Provided data
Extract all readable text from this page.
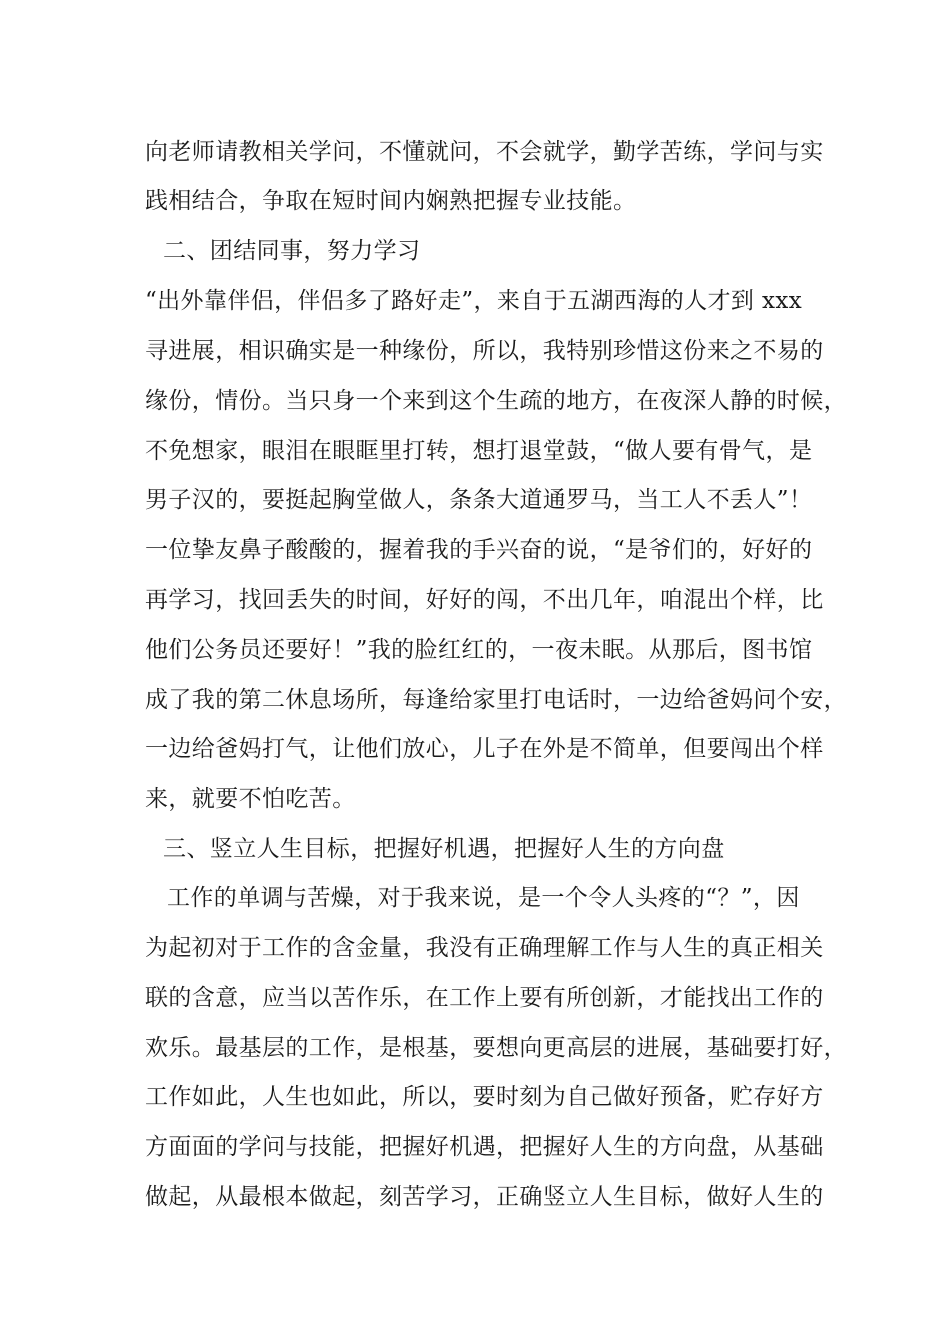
向老师请教相关学问，不懂就问，不会就学，勤学苦练，学问与实
践相结合，争取在短时间内娴熟把握专业技能。
二、团结同事，努力学习
“出外靠伴侣，伴侣多了路好走”，来自于五湖西海的人才到 xxx
寻进展，相识确实是一种缘份，所以，我特别珍惜这份来之不易的
缘份，情份。当只身一个来到这个生疏的地方，在夜深人静的时候，
不免想家，眼泪在眼眶里打转，想打退堂鼓，“做人要有骨气，是
男子汉的，要挺起胸堂做人，条条大道通罗马，当工人不丢人”！
一位挚友鼻子酸酸的，握着我的手兴奋的说，“是爷们的，好好的
再学习，找回丢失的时间，好好的闯，不出几年，咱混出个样，比
他们公务员还要好！”我的脸红红的，一夜未眠。从那后，图书馆
成了我的第二休息场所，每逢给家里打电话时，一边给爸妈问个安，
一边给爸妈打气，让他们放心，儿子在外是不简单，但要闯出个样
来，就要不怕吃苦。
三、竖立人生目标，把握好机遇，把握好人生的方向盘
工作的单调与苦燥，对于我来说，是一个令人头疼的“？”，因
为起初对于工作的含金量，我没有正确理解工作与人生的真正相关
联的含意，应当以苦作乐，在工作上要有所创新，才能找出工作的
欢乐。最基层的工作，是根基，要想向更高层的进展，基础要打好，
工作如此，人生也如此，所以，要时刻为自己做好预备，贮存好方
方面面的学问与技能，把握好机遇，把握好人生的方向盘，从基础
做起，从最根本做起，刻苦学习，正确竖立人生目标，做好人生的
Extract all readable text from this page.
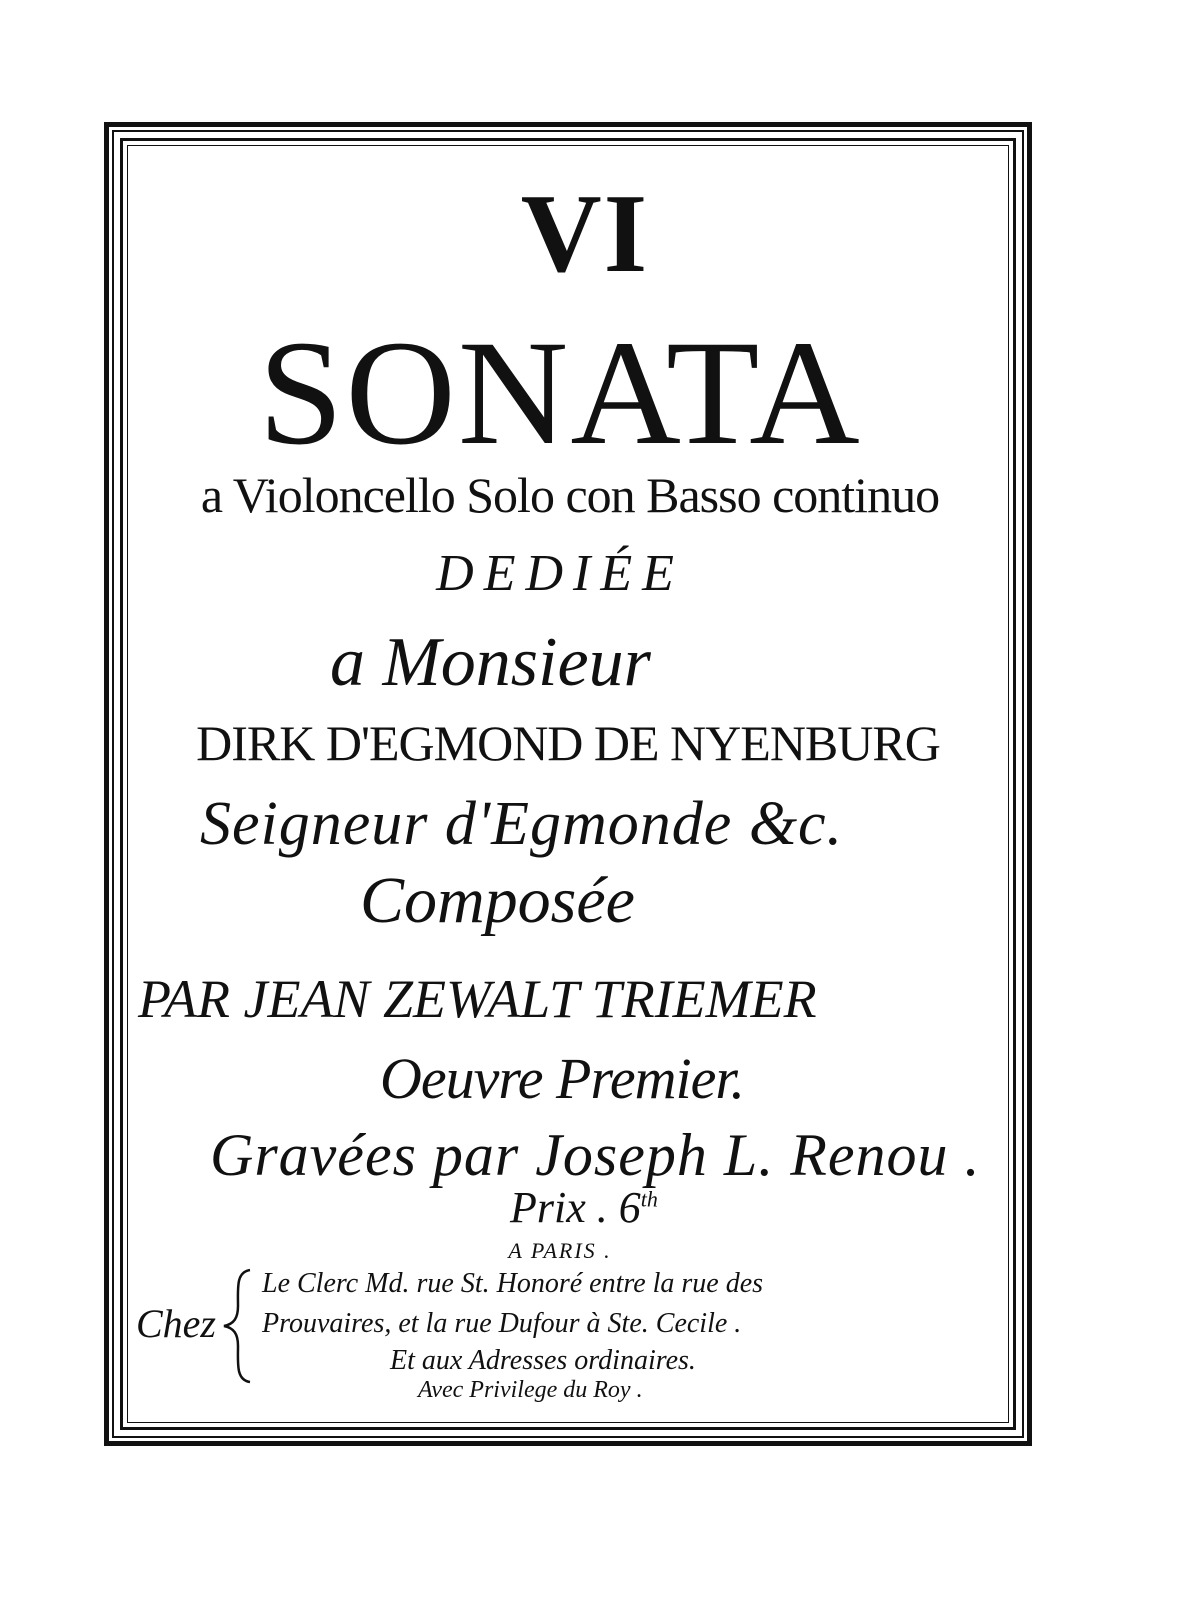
VI
SONATA
a Violoncello Solo con Basso continuo
DEDIÉE
a Monsieur
DIRK D'EGMOND DE NYENBURG
Seigneur d'Egmonde &c.
Composée
PAR JEAN ZEWALT TRIEMER
Oeuvre Premier.
Gravées par Joseph L. Renou .
Prix . 6th
A PARIS .
Chez
Le Clerc Md. rue St. Honoré entre la rue des
Prouvaires, et la rue Dufour à Ste. Cecile .
Et aux Adresses ordinaires.
Avec Privilege du Roy .
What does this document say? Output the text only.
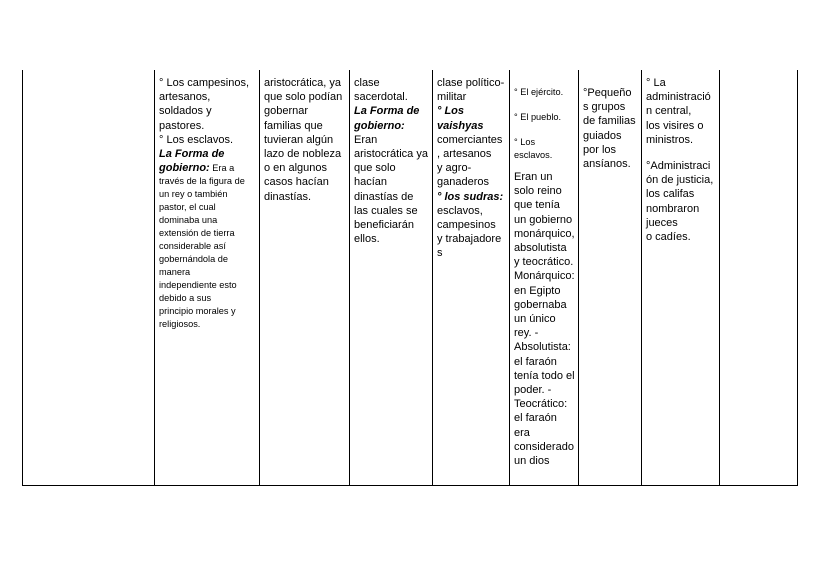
° Los campesinos,
artesanos,
soldados y
pastores.
° Los esclavos.
La Forma de
gobierno: Era a
través de la figura de
un rey o también
pastor, el cual
dominaba una
extensión de tierra
considerable así
gobernándola de
manera
independiente esto
debido a sus
principio morales y
religiosos.
aristocrática, ya
que solo podían
gobernar
familias que
tuvieran algún
lazo de nobleza
o en algunos
casos hacían
dinastías.
clase
sacerdotal.
La Forma de
gobierno:
Eran
aristocrática ya
que solo
hacían
dinastías de
las cuales se
beneficiarán
ellos.
clase político-
militar
° Los
vaishyas
comerciantes
, artesanos
y agro-
ganaderos
° los sudras:
esclavos,
campesinos
y trabajadore
s
° El ejército.
° El pueblo.
° Los
esclavos.
Eran un
solo reino
que tenía
un gobierno
monárquico,
absolutista
y teocrático.
Monárquico:
en Egipto
gobernaba
un único
rey. -
Absolutista:
el faraón
tenía todo el
poder. -
Teocrático:
el faraón
era
considerado
un dios
°Pequeño
s grupos
de familias
guiados
por los
ansíanos.
° La
administració
n central,
los visires o
ministros.
°Administraci
ón de justicia,
los califas
nombraron
jueces
o cadíes.
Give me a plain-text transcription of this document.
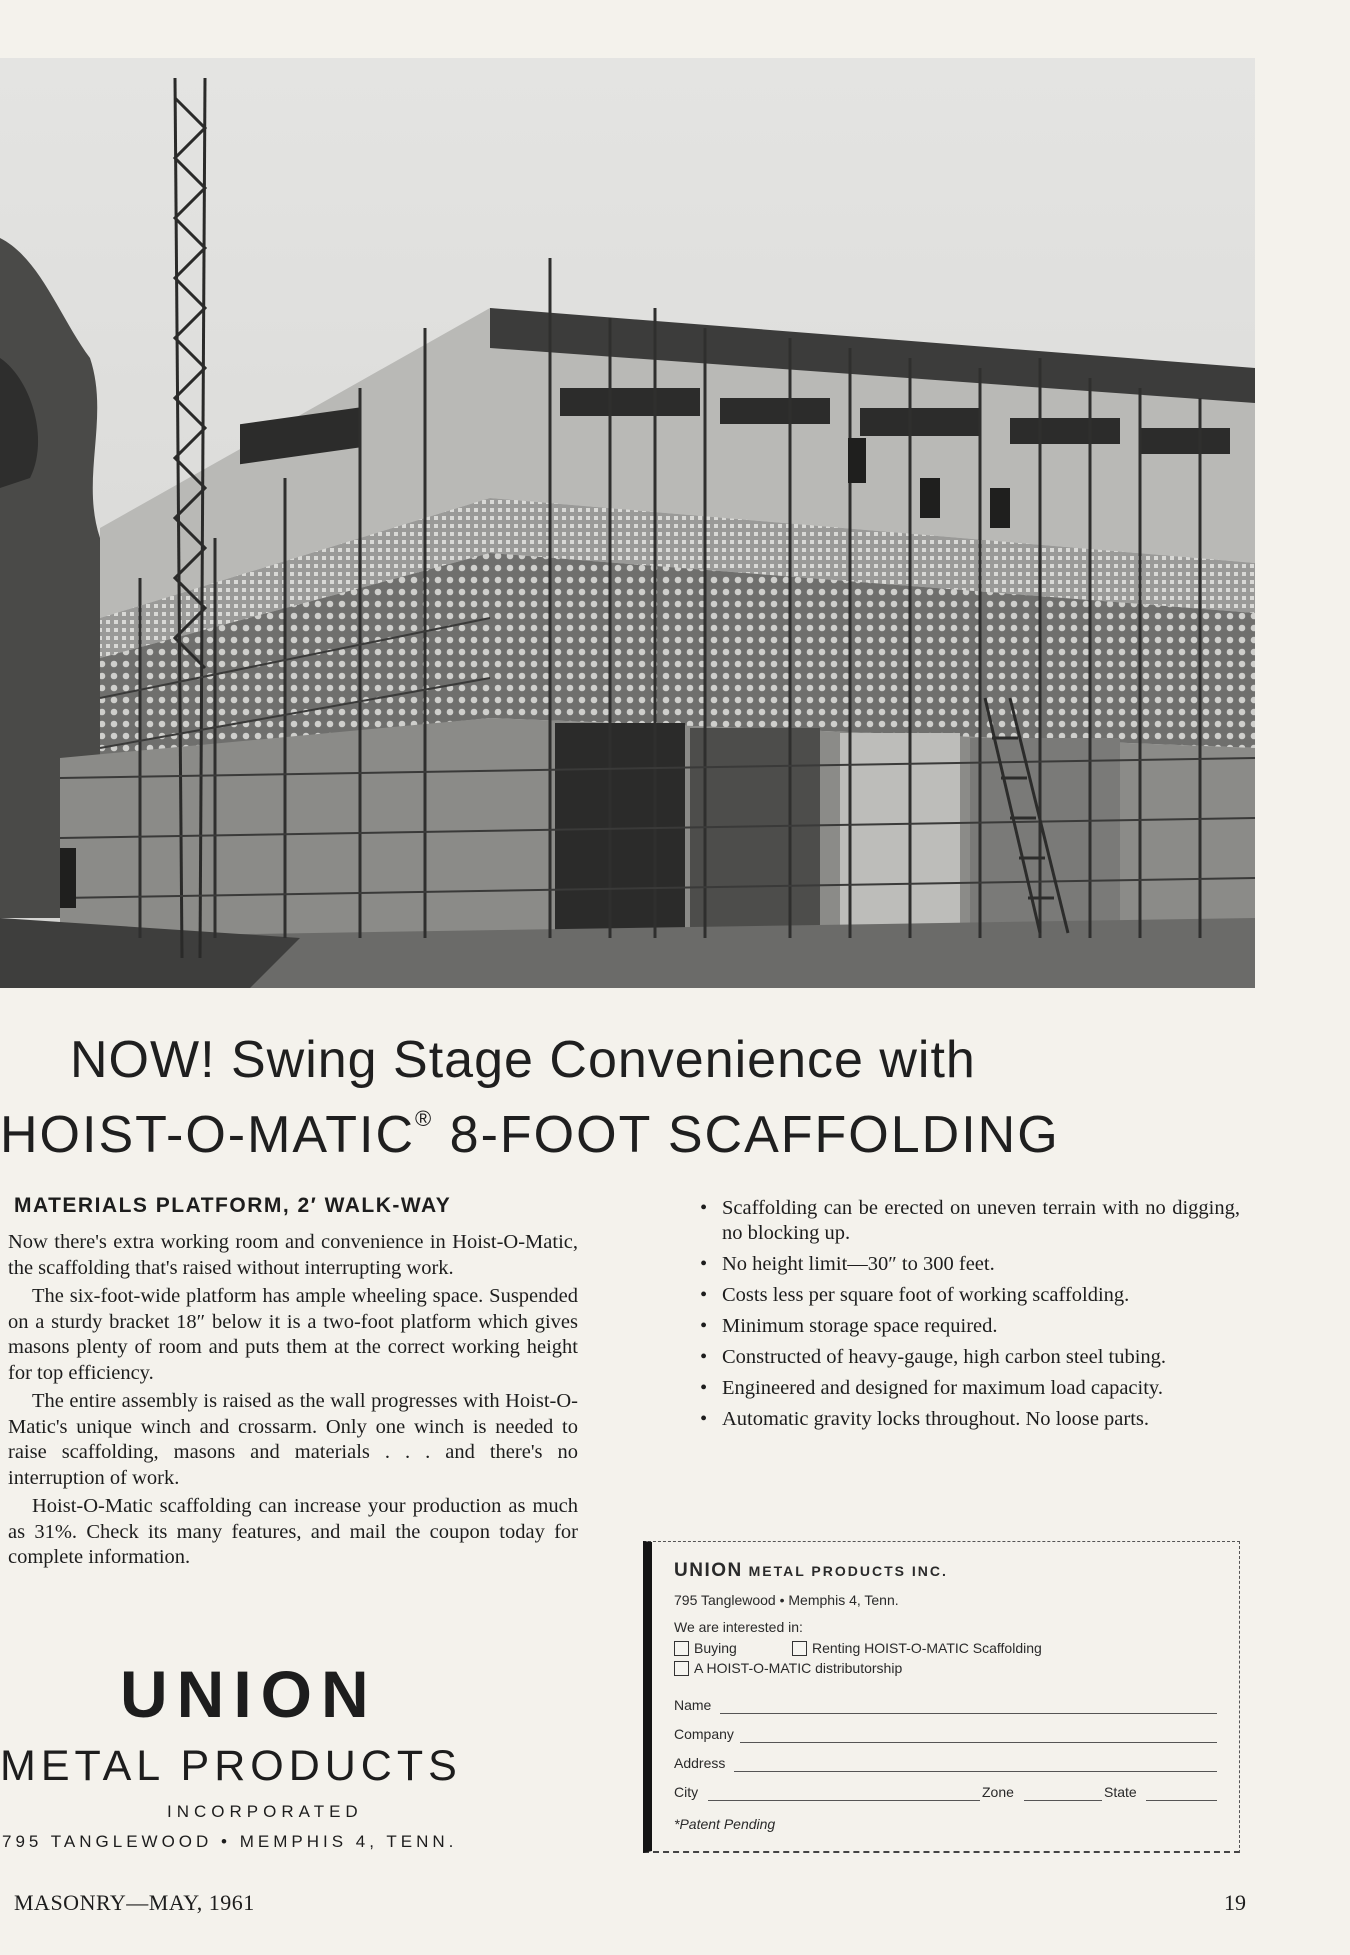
NOW! Swing Stage Convenience with
HOIST-O-MATIC® 8-FOOT SCAFFOLDING
MATERIALS PLATFORM, 2′ WALK-WAY

Now there's extra working room and convenience in Hoist-O-Matic, the scaffolding that's raised without interrupting work.

The six-foot-wide platform has ample wheeling space. Suspended on a sturdy bracket 18″ below it is a two-foot platform which gives masons plenty of room and puts them at the correct working height for top efficiency.

The entire assembly is raised as the wall progresses with Hoist-O-Matic's unique winch and crossarm. Only one winch is needed to raise scaffolding, masons and materials . . . and there's no interruption of work.

Hoist-O-Matic scaffolding can increase your production as much as 31%. Check its many features, and mail the coupon today for complete information.

UNION
METAL PRODUCTS
INCORPORATED
795 TANGLEWOOD • MEMPHIS 4, TENN.
• Scaffolding can be erected on uneven terrain with no digging, no blocking up.
• No height limit—30″ to 300 feet.
• Costs less per square foot of working scaffolding.
• Minimum storage space required.
• Constructed of heavy-gauge, high carbon steel tubing.
• Engineered and designed for maximum load capacity.
• Automatic gravity locks throughout. No loose parts.
UNION METAL PRODUCTS INC.
795 Tanglewood • Memphis 4, Tenn.
We are interested in:
Buying	Renting HOIST-O-MATIC Scaffolding
A HOIST-O-MATIC distributorship
Name
Company
Address
City	Zone	State
*Patent Pending
MASONRY—MAY, 1961	19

To do
Show, from the material above, each line that includes the string "raised".

Finished exercise
Now there's extra working room and convenience in Hoist-O-Matic, the scaffolding that's raised without interrupting work.
The entire assembly is raised as the wall progresses with Hoist-O-Matic's unique winch and crossarm. Only one winch is needed to raise scaffolding, masons and materials . . . and there's no interruption of work.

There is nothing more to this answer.